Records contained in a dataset
==================================================

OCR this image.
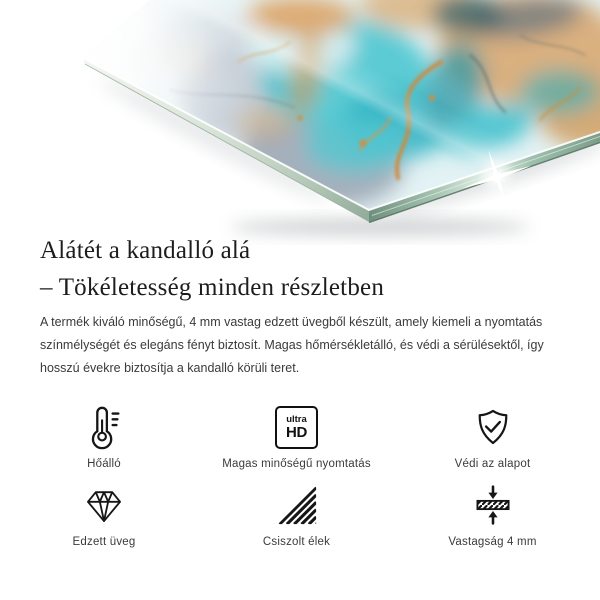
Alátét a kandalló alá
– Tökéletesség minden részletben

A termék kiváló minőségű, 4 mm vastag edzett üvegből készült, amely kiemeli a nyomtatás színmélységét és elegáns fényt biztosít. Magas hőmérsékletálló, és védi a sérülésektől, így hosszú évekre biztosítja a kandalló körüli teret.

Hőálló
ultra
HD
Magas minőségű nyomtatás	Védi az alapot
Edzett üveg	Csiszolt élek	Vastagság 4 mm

==================================================

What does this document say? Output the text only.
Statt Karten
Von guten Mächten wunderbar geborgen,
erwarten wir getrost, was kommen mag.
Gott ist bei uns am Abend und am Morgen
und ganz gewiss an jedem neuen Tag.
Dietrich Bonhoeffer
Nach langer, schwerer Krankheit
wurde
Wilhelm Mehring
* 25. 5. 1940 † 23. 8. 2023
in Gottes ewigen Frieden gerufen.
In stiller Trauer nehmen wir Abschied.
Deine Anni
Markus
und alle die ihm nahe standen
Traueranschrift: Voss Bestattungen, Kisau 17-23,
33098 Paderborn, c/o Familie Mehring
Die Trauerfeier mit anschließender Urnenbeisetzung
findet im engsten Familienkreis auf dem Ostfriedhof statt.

==================================================

Count up the lines in the listing that hold the word "nyomtatás", and give that number only.

- [Final result]: 2